• Excerpted data
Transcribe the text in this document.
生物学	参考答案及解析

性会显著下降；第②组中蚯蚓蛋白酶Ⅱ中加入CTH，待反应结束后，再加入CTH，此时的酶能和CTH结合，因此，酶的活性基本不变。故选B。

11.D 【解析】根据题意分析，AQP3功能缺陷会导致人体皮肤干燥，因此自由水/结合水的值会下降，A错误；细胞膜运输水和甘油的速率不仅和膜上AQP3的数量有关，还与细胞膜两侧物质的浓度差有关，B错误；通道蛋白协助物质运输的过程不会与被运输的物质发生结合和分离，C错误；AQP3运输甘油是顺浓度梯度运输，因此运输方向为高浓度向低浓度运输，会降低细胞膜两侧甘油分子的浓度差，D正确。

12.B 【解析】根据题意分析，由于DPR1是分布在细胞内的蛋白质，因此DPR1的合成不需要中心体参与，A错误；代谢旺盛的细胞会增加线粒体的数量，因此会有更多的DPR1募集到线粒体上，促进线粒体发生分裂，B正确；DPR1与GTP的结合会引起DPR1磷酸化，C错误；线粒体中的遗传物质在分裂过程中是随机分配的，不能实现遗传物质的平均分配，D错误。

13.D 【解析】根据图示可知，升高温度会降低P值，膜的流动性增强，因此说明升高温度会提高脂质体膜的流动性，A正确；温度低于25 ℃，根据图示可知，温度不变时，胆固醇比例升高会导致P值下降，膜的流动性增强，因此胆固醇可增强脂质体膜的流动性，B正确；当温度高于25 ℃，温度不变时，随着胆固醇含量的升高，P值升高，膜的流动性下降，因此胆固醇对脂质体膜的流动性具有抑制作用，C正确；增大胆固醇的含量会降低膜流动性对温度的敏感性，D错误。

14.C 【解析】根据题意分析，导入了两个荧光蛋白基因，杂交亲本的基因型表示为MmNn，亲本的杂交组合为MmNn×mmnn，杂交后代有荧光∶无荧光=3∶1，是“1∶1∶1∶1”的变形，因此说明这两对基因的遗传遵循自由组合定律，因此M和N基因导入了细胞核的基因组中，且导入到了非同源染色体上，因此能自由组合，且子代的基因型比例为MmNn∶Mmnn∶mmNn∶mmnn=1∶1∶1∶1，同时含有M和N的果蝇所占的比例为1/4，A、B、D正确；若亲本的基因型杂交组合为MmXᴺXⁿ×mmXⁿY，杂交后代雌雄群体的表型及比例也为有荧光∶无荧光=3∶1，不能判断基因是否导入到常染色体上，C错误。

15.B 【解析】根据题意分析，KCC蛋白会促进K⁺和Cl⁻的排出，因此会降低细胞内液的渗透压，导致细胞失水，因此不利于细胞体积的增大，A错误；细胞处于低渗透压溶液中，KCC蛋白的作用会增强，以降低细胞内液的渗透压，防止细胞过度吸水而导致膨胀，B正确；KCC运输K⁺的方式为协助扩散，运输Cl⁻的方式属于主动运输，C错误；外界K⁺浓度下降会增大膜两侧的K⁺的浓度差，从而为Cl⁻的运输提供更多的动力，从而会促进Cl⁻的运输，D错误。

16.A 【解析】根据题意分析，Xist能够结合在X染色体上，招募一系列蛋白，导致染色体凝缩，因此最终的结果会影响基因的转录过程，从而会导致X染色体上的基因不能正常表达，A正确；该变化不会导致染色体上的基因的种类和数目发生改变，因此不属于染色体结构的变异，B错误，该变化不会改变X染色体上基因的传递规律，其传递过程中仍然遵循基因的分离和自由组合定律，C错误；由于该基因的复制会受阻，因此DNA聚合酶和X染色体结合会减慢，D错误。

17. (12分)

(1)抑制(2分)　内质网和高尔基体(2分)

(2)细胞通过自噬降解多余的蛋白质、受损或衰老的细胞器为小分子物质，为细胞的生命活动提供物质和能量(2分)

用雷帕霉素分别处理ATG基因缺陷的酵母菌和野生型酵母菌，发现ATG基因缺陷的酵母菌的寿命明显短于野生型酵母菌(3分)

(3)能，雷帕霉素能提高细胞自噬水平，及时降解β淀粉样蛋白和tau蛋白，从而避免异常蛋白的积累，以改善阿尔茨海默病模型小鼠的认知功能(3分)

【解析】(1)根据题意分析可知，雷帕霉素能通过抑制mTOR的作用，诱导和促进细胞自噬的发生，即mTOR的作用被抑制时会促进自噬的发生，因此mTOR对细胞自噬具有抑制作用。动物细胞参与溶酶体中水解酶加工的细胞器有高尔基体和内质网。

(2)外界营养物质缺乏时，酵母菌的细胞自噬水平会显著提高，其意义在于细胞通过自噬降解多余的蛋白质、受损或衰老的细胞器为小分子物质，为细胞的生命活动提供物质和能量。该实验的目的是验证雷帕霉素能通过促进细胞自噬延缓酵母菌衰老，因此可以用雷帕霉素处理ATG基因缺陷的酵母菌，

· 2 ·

• What the task asks
In the entries above, find each line with the word "为细胞的生命活动提供物质和能量" and copy it.

• Full response
(2)细胞通过自噬降解多余的蛋白质、受损或衰老的细胞器为小分子物质，为细胞的生命活动提供物质和能量(2分)
(2)外界营养物质缺乏时，酵母菌的细胞自噬水平会显著提高，其意义在于细胞通过自噬降解多余的蛋白质、受损或衰老的细胞器为小分子物质，为细胞的生命活动提供物质和能量。该实验的目的是验证雷帕霉素能通过促进细胞自噬延缓酵母菌衰老，因此可以用雷帕霉素处理ATG基因缺陷的酵母菌，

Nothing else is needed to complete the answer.